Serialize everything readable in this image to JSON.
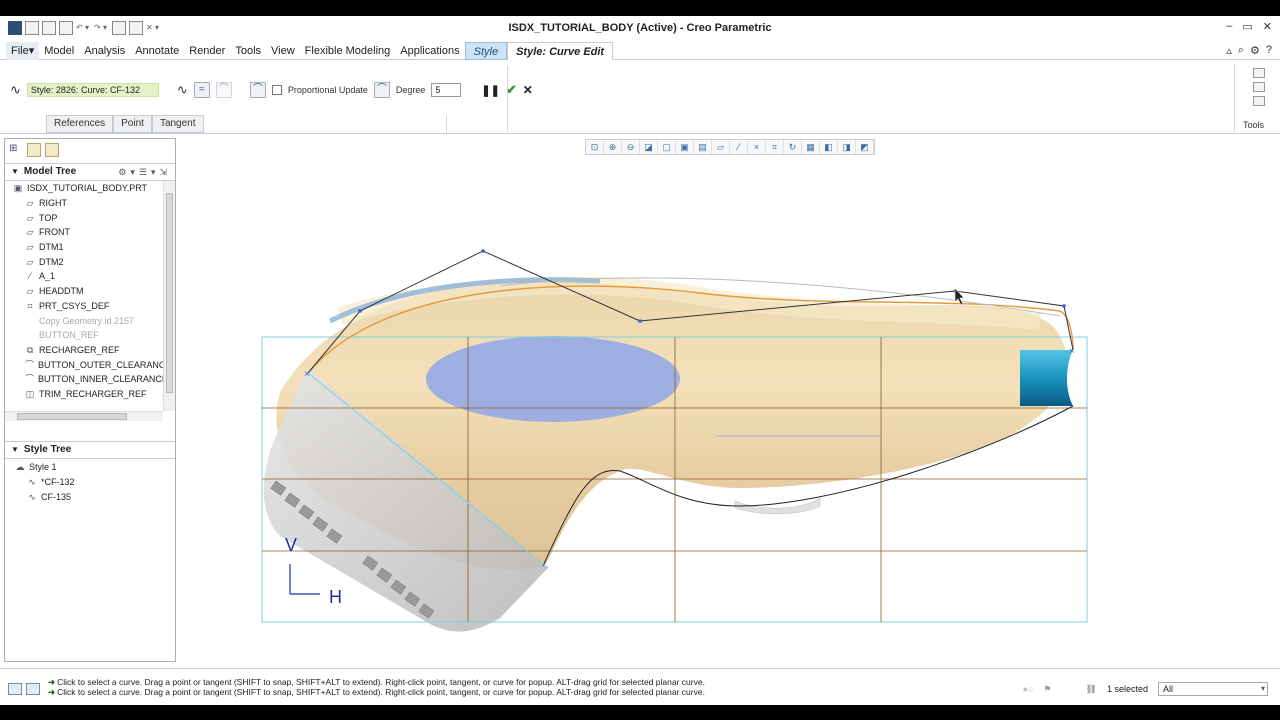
{
  "window": {
    "title": "ISDX_TUTORIAL_BODY (Active) - Creo Parametric",
    "controls": [
      "–",
      "▭",
      "✕"
    ]
  },
  "menubar": {
    "items": [
      "File",
      "Model",
      "Analysis",
      "Annotate",
      "Render",
      "Tools",
      "View",
      "Flexible Modeling",
      "Applications"
    ],
    "style_tab": "Style",
    "curve_edit_tab": "Style: Curve Edit"
  },
  "ribbon": {
    "curve_field": "Style: 2826: Curve:   CF-132",
    "proportional_update": "Proportional Update",
    "degree_label": "Degree",
    "degree_value": "5",
    "tabs": [
      "References",
      "Point",
      "Tangent"
    ],
    "tools_label": "Tools"
  },
  "model_tree": {
    "header": "Model Tree",
    "items": [
      {
        "label": "ISDX_TUTORIAL_BODY.PRT",
        "dim": false,
        "icon": "part-icon"
      },
      {
        "label": "RIGHT",
        "dim": false,
        "icon": "datum-plane-icon"
      },
      {
        "label": "TOP",
        "dim": false,
        "icon": "datum-plane-icon"
      },
      {
        "label": "FRONT",
        "dim": false,
        "icon": "datum-plane-icon"
      },
      {
        "label": "DTM1",
        "dim": false,
        "icon": "datum-plane-icon"
      },
      {
        "label": "DTM2",
        "dim": false,
        "icon": "datum-plane-icon"
      },
      {
        "label": "A_1",
        "dim": false,
        "icon": "axis-icon"
      },
      {
        "label": "HEADDTM",
        "dim": false,
        "icon": "datum-plane-icon"
      },
      {
        "label": "PRT_CSYS_DEF",
        "dim": false,
        "icon": "csys-icon"
      },
      {
        "label": "Copy Geometry id 2157",
        "dim": true,
        "icon": "copy-geometry-icon"
      },
      {
        "label": "BUTTON_REF",
        "dim": true,
        "icon": "copy-geometry-icon"
      },
      {
        "label": "RECHARGER_REF",
        "dim": false,
        "icon": "copy-geometry-icon"
      },
      {
        "label": "BUTTON_OUTER_CLEARANCE",
        "dim": false,
        "icon": "sketch-icon"
      },
      {
        "label": "BUTTON_INNER_CLEARANCE",
        "dim": false,
        "icon": "sketch-icon"
      },
      {
        "label": "TRIM_RECHARGER_REF",
        "dim": false,
        "icon": "trim-icon"
      }
    ]
  },
  "style_tree": {
    "header": "Style Tree",
    "items": [
      {
        "label": "Style 1",
        "indent": 0
      },
      {
        "label": "*CF-132",
        "indent": 1
      },
      {
        "label": "CF-135",
        "indent": 1
      }
    ]
  },
  "graphics": {
    "view_labels": {
      "v": "V",
      "h": "H"
    }
  },
  "status": {
    "messages": [
      "Click to select a curve.  Drag a point or tangent (SHIFT to snap, SHIFT+ALT to extend). Right-click point, tangent, or curve for popup. ALT-drag grid for selected planar curve.",
      "Click to select a curve.  Drag a point or tangent (SHIFT to snap, SHIFT+ALT to extend). Right-click point, tangent, or curve for popup. ALT-drag grid for selected planar curve."
    ],
    "selected": "1 selected",
    "filter": "All"
  }
}
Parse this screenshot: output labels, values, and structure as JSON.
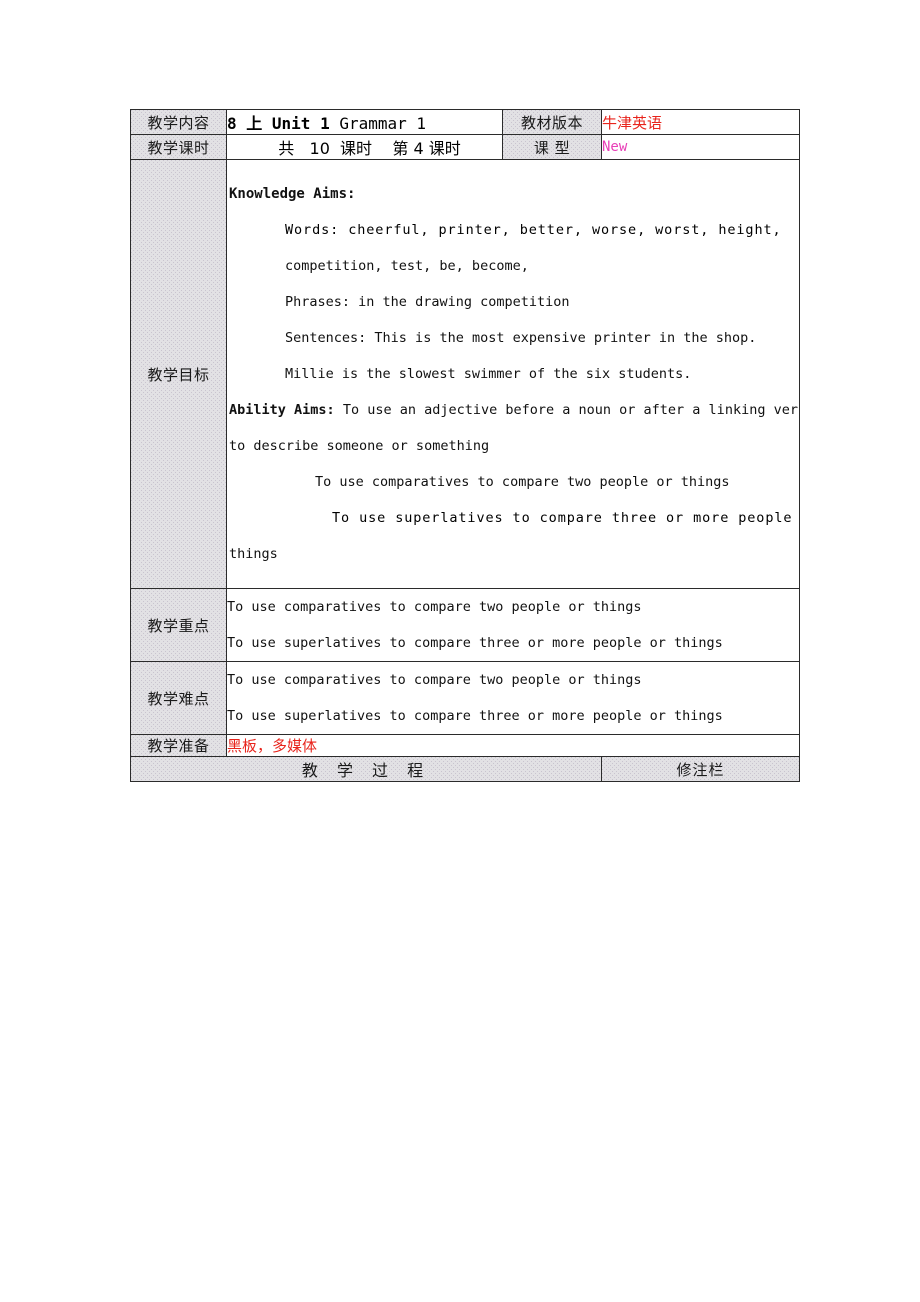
{
  "document": {
    "type": "lesson-plan-table"
  },
  "colors": {
    "shade": "#e2e1e4",
    "border": "#2b2b2b",
    "red": "#e8241c",
    "magenta": "#e83fb7"
  },
  "rows": {
    "content": {
      "label": "教学内容",
      "value_strong": "8 上 Unit 1 ",
      "value_plain": "Grammar 1",
      "textbook_label": "教材版本",
      "textbook_value": "牛津英语"
    },
    "periods": {
      "label": "教学课时",
      "value": "共   10  课时    第 4 课时",
      "lesson_type_label": "课    型",
      "lesson_type_value": "New"
    },
    "objectives": {
      "label": "教学目标",
      "knowledge_heading": "Knowledge Aims:",
      "words_label": "Words:",
      "words_value": "cheerful, printer, better, worse, worst, height,",
      "words_value_2": "competition, test, be, become,",
      "phrases_label": "Phrases:",
      "phrases_value": "in the drawing competition",
      "sentences_label": "Sentences:",
      "sentences_value": "This is the most expensive printer in the shop.",
      "sentences_value_2": "Millie is the slowest swimmer of the six students.",
      "ability_heading": "Ability Aims:",
      "ability_line_1": "To use an adjective before a noun or after a linking verb",
      "ability_line_2": "to describe someone or something",
      "ability_line_3": "To use comparatives to compare two people or things",
      "ability_line_4": "To use superlatives to compare three or more people or",
      "ability_line_5": "things"
    },
    "key_points": {
      "label": "教学重点",
      "line_1": "To use comparatives to compare two people or things",
      "line_2": "To use superlatives to compare three or more people or things"
    },
    "difficult_points": {
      "label": "教学难点",
      "line_1": "To use comparatives to compare two people or things",
      "line_2": "To use superlatives to compare three or more people or things"
    },
    "preparation": {
      "label": "教学准备",
      "value": "黑板，多媒体"
    },
    "process_header": {
      "process_label": "教 学 过 程",
      "notes_label": "修注栏"
    }
  }
}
# # # # # # #
Aim of the exercise -
Write out the whole listing again, exactly, with no pictures.

Written solution -
Serialize everything readable in this image to JSON.
{
  "window": {
    "title": "ISDX_TUTORIAL_BODY (Active) - Creo Parametric",
    "controls": [
      "–",
      "▭",
      "✕"
    ]
  },
  "menubar": {
    "items": [
      "File",
      "Model",
      "Analysis",
      "Annotate",
      "Render",
      "Tools",
      "View",
      "Flexible Modeling",
      "Applications"
    ],
    "style_tab": "Style",
    "curve_edit_tab": "Style: Curve Edit"
  },
  "ribbon": {
    "curve_field": "Style: 2826: Curve:   CF-132",
    "proportional_update": "Proportional Update",
    "degree_label": "Degree",
    "degree_value": "5",
    "tabs": [
      "References",
      "Point",
      "Tangent"
    ],
    "tools_label": "Tools"
  },
  "model_tree": {
    "header": "Model Tree",
    "items": [
      {
        "label": "ISDX_TUTORIAL_BODY.PRT",
        "dim": false,
        "icon": "part-icon"
      },
      {
        "label": "RIGHT",
        "dim": false,
        "icon": "datum-plane-icon"
      },
      {
        "label": "TOP",
        "dim": false,
        "icon": "datum-plane-icon"
      },
      {
        "label": "FRONT",
        "dim": false,
        "icon": "datum-plane-icon"
      },
      {
        "label": "DTM1",
        "dim": false,
        "icon": "datum-plane-icon"
      },
      {
        "label": "DTM2",
        "dim": false,
        "icon": "datum-plane-icon"
      },
      {
        "label": "A_1",
        "dim": false,
        "icon": "axis-icon"
      },
      {
        "label": "HEADDTM",
        "dim": false,
        "icon": "datum-plane-icon"
      },
      {
        "label": "PRT_CSYS_DEF",
        "dim": false,
        "icon": "csys-icon"
      },
      {
        "label": "Copy Geometry id 2157",
        "dim": true,
        "icon": "copy-geometry-icon"
      },
      {
        "label": "BUTTON_REF",
        "dim": true,
        "icon": "copy-geometry-icon"
      },
      {
        "label": "RECHARGER_REF",
        "dim": false,
        "icon": "copy-geometry-icon"
      },
      {
        "label": "BUTTON_OUTER_CLEARANCE",
        "dim": false,
        "icon": "sketch-icon"
      },
      {
        "label": "BUTTON_INNER_CLEARANCE",
        "dim": false,
        "icon": "sketch-icon"
      },
      {
        "label": "TRIM_RECHARGER_REF",
        "dim": false,
        "icon": "trim-icon"
      }
    ]
  },
  "style_tree": {
    "header": "Style Tree",
    "items": [
      {
        "label": "Style 1",
        "indent": 0
      },
      {
        "label": "*CF-132",
        "indent": 1
      },
      {
        "label": "CF-135",
        "indent": 1
      }
    ]
  },
  "graphics": {
    "view_labels": {
      "v": "V",
      "h": "H"
    }
  },
  "status": {
    "messages": [
      "Click to select a curve.  Drag a point or tangent (SHIFT to snap, SHIFT+ALT to extend). Right-click point, tangent, or curve for popup. ALT-drag grid for selected planar curve.",
      "Click to select a curve.  Drag a point or tangent (SHIFT to snap, SHIFT+ALT to extend). Right-click point, tangent, or curve for popup. ALT-drag grid for selected planar curve."
    ],
    "selected": "1 selected",
    "filter": "All"
  }
}
Parse this screenshot: output labels, values, and structure as JSON.
{
  "document": {
    "type": "lesson-plan-table"
  },
  "colors": {
    "shade": "#e2e1e4",
    "border": "#2b2b2b",
    "red": "#e8241c",
    "magenta": "#e83fb7"
  },
  "rows": {
    "content": {
      "label": "教学内容",
      "value_strong": "8 上 Unit 1 ",
      "value_plain": "Grammar 1",
      "textbook_label": "教材版本",
      "textbook_value": "牛津英语"
    },
    "periods": {
      "label": "教学课时",
      "value": "共   10  课时    第 4 课时",
      "lesson_type_label": "课    型",
      "lesson_type_value": "New"
    },
    "objectives": {
      "label": "教学目标",
      "knowledge_heading": "Knowledge Aims:",
      "words_label": "Words:",
      "words_value": "cheerful, printer, better, worse, worst, height,",
      "words_value_2": "competition, test, be, become,",
      "phrases_label": "Phrases:",
      "phrases_value": "in the drawing competition",
      "sentences_label": "Sentences:",
      "sentences_value": "This is the most expensive printer in the shop.",
      "sentences_value_2": "Millie is the slowest swimmer of the six students.",
      "ability_heading": "Ability Aims:",
      "ability_line_1": "To use an adjective before a noun or after a linking verb",
      "ability_line_2": "to describe someone or something",
      "ability_line_3": "To use comparatives to compare two people or things",
      "ability_line_4": "To use superlatives to compare three or more people or",
      "ability_line_5": "things"
    },
    "key_points": {
      "label": "教学重点",
      "line_1": "To use comparatives to compare two people or things",
      "line_2": "To use superlatives to compare three or more people or things"
    },
    "difficult_points": {
      "label": "教学难点",
      "line_1": "To use comparatives to compare two people or things",
      "line_2": "To use superlatives to compare three or more people or things"
    },
    "preparation": {
      "label": "教学准备",
      "value": "黑板，多媒体"
    },
    "process_header": {
      "process_label": "教 学 过 程",
      "notes_label": "修注栏"
    }
  }
}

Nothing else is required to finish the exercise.